Dataset entries
□ □ □
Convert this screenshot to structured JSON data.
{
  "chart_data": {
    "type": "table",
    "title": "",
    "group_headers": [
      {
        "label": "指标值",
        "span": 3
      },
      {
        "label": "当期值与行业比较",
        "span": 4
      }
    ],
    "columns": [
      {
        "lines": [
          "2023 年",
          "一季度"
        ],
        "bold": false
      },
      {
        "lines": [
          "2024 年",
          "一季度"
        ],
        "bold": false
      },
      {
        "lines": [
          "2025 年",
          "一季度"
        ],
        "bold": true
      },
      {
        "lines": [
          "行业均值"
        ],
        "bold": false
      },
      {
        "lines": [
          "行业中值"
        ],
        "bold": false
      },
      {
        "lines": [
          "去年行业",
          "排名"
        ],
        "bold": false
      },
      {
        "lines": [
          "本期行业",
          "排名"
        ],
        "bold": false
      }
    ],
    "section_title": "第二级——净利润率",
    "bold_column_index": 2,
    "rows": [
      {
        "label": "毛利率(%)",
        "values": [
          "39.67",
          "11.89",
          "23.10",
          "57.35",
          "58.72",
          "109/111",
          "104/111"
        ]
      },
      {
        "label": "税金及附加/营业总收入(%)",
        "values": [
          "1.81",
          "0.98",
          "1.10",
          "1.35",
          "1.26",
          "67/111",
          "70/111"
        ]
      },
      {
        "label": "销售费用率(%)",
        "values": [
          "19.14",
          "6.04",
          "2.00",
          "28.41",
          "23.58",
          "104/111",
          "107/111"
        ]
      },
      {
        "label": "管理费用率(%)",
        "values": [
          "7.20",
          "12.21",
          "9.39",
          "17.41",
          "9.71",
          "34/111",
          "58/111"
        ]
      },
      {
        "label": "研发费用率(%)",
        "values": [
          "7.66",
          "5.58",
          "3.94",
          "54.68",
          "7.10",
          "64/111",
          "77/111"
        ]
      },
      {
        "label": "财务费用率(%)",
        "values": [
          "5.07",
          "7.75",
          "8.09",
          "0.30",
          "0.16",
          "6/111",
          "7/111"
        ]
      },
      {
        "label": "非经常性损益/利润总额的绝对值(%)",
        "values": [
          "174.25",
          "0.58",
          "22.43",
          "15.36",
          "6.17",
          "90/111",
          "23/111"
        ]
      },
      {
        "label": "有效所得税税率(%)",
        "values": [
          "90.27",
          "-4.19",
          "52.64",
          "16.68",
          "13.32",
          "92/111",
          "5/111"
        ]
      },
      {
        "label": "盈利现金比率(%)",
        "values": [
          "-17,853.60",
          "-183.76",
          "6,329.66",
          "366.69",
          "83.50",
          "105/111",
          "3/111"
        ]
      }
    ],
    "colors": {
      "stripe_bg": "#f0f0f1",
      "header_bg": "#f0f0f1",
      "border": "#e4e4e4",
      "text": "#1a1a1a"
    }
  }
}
□ □ □
Check each line above for the string "label", then copy the ones that have it.

Response:
        "label": "指标值",
        "label": "当期值与行业比较",
        "label": "毛利率(%)",
        "label": "税金及附加/营业总收入(%)",
        "label": "销售费用率(%)",
        "label": "管理费用率(%)",
        "label": "研发费用率(%)",
        "label": "财务费用率(%)",
        "label": "非经常性损益/利润总额的绝对值(%)",
        "label": "有效所得税税率(%)",
        "label": "盈利现金比率(%)",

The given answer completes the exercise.